**** INPUT MATERIAL

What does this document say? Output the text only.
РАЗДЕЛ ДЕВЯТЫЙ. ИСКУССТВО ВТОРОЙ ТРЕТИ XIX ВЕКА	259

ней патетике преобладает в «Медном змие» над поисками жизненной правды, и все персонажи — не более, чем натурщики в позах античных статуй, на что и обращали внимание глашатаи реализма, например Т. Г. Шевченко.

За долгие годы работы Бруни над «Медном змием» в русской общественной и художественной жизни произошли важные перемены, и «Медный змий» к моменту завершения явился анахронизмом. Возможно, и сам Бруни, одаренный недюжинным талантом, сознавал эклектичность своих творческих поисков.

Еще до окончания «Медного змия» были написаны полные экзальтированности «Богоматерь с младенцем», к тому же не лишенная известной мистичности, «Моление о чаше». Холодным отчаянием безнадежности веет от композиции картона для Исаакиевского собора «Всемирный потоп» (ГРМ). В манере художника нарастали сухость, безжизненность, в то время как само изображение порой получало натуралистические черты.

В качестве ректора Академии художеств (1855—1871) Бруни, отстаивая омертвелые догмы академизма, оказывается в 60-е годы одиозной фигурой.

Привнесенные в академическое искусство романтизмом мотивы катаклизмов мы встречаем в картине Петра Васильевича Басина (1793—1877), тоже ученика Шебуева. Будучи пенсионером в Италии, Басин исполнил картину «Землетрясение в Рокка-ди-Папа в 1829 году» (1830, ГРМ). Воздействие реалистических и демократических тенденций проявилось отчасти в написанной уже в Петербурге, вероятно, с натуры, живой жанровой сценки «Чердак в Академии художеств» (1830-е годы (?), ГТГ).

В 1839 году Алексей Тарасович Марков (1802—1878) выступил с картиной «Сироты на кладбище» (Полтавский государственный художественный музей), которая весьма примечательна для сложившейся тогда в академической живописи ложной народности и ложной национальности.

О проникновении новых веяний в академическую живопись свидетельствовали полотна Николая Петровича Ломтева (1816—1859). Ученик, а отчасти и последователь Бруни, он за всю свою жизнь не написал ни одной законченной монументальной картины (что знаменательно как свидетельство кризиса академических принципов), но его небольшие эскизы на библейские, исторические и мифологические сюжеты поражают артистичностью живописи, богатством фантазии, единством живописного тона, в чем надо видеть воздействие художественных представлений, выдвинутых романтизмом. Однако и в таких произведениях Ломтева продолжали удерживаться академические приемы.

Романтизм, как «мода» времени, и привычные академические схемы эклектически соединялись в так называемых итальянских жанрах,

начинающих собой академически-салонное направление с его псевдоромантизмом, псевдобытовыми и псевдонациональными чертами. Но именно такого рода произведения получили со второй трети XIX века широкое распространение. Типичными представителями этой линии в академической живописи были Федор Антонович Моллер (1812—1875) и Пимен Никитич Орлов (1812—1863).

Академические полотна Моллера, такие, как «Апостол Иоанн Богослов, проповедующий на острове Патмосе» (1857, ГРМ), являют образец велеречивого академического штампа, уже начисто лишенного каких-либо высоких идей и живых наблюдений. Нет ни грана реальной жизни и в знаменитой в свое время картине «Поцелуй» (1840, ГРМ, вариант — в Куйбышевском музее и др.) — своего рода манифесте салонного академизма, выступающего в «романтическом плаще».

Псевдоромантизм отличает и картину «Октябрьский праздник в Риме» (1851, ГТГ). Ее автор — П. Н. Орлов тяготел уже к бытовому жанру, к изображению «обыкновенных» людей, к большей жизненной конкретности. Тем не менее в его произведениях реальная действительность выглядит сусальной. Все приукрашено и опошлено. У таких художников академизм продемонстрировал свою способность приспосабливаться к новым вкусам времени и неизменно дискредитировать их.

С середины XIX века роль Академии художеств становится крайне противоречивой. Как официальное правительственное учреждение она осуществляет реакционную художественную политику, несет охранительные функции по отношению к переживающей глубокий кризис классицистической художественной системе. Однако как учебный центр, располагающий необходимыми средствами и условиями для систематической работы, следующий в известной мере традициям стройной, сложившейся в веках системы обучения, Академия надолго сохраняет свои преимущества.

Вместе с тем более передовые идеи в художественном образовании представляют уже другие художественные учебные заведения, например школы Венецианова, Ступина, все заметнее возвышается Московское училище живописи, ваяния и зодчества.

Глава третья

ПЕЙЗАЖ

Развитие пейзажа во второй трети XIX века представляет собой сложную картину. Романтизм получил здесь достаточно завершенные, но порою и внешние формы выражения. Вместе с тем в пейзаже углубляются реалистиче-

********

__SET TASK__: Transcribe the records above exactly as they appear.

__FINAL RESULT__:
What does this document say? Output the text only.
РАЗДЕЛ ДЕВЯТЫЙ. ИСКУССТВО ВТОРОЙ ТРЕТИ XIX ВЕКА	259

ней патетике преобладает в «Медном змие» над поисками жизненной правды, и все персонажи — не более, чем натурщики в позах античных статуй, на что и обращали внимание глашатаи реализма, например Т. Г. Шевченко.

За долгие годы работы Бруни над «Медном змием» в русской общественной и художественной жизни произошли важные перемены, и «Медный змий» к моменту завершения явился анахронизмом. Возможно, и сам Бруни, одаренный недюжинным талантом, сознавал эклектичность своих творческих поисков.

Еще до окончания «Медного змия» были написаны полные экзальтированности «Богоматерь с младенцем», к тому же не лишенная известной мистичности, «Моление о чаше». Холодным отчаянием безнадежности веет от композиции картона для Исаакиевского собора «Всемирный потоп» (ГРМ). В манере художника нарастали сухость, безжизненность, в то время как само изображение порой получало натуралистические черты.

В качестве ректора Академии художеств (1855—1871) Бруни, отстаивая омертвелые догмы академизма, оказывается в 60-е годы одиозной фигурой.

Привнесенные в академическое искусство романтизмом мотивы катаклизмов мы встречаем в картине Петра Васильевича Басина (1793—1877), тоже ученика Шебуева. Будучи пенсионером в Италии, Басин исполнил картину «Землетрясение в Рокка-ди-Папа в 1829 году» (1830, ГРМ). Воздействие реалистических и демократических тенденций проявилось отчасти в написанной уже в Петербурге, вероятно, с натуры, живой жанровой сценки «Чердак в Академии художеств» (1830-е годы (?), ГТГ).

В 1839 году Алексей Тарасович Марков (1802—1878) выступил с картиной «Сироты на кладбище» (Полтавский государственный художественный музей), которая весьма примечательна для сложившейся тогда в академической живописи ложной народности и ложной национальности.

О проникновении новых веяний в академическую живопись свидетельствовали полотна Николая Петровича Ломтева (1816—1859). Ученик, а отчасти и последователь Бруни, он за всю свою жизнь не написал ни одной законченной монументальной картины (что знаменательно как свидетельство кризиса академических принципов), но его небольшие эскизы на библейские, исторические и мифологические сюжеты поражают артистичностью живописи, богатством фантазии, единством живописного тона, в чем надо видеть воздействие художественных представлений, выдвинутых романтизмом. Однако и в таких произведениях Ломтева продолжали удерживаться академические приемы.

Романтизм, как «мода» времени, и привычные академические схемы эклектически соединялись в так называемых итальянских жанрах,

начинающих собой академически-салонное направление с его псевдоромантизмом, псевдобытовыми и псевдонациональными чертами. Но именно такого рода произведения получили со второй трети XIX века широкое распространение. Типичными представителями этой линии в академической живописи были Федор Антонович Моллер (1812—1875) и Пимен Никитич Орлов (1812—1863).

Академические полотна Моллера, такие, как «Апостол Иоанн Богослов, проповедующий на острове Патмосе» (1857, ГРМ), являют образец велеречивого академического штампа, уже начисто лишенного каких-либо высоких идей и живых наблюдений. Нет ни грана реальной жизни и в знаменитой в свое время картине «Поцелуй» (1840, ГРМ, вариант — в Куйбышевском музее и др.) — своего рода манифесте салонного академизма, выступающего в «романтическом плаще».

Псевдоромантизм отличает и картину «Октябрьский праздник в Риме» (1851, ГТГ). Ее автор — П. Н. Орлов тяготел уже к бытовому жанру, к изображению «обыкновенных» людей, к большей жизненной конкретности. Тем не менее в его произведениях реальная действительность выглядит сусальной. Все приукрашено и опошлено. У таких художников академизм продемонстрировал свою способность приспосабливаться к новым вкусам времени и неизменно дискредитировать их.

С середины XIX века роль Академии художеств становится крайне противоречивой. Как официальное правительственное учреждение она осуществляет реакционную художественную политику, несет охранительные функции по отношению к переживающей глубокий кризис классицистической художественной системе. Однако как учебный центр, располагающий необходимыми средствами и условиями для систематической работы, следующий в известной мере традициям стройной, сложившейся в веках системы обучения, Академия надолго сохраняет свои преимущества.

Вместе с тем более передовые идеи в художественном образовании представляют уже другие художественные учебные заведения, например школы Венецианова, Ступина, все заметнее возвышается Московское училище живописи, ваяния и зодчества.

Глава третья

ПЕЙЗАЖ

Развитие пейзажа во второй трети XIX века представляет собой сложную картину. Романтизм получил здесь достаточно завершенные, но порою и внешние формы выражения. Вместе с тем в пейзаже углубляются реалистиче-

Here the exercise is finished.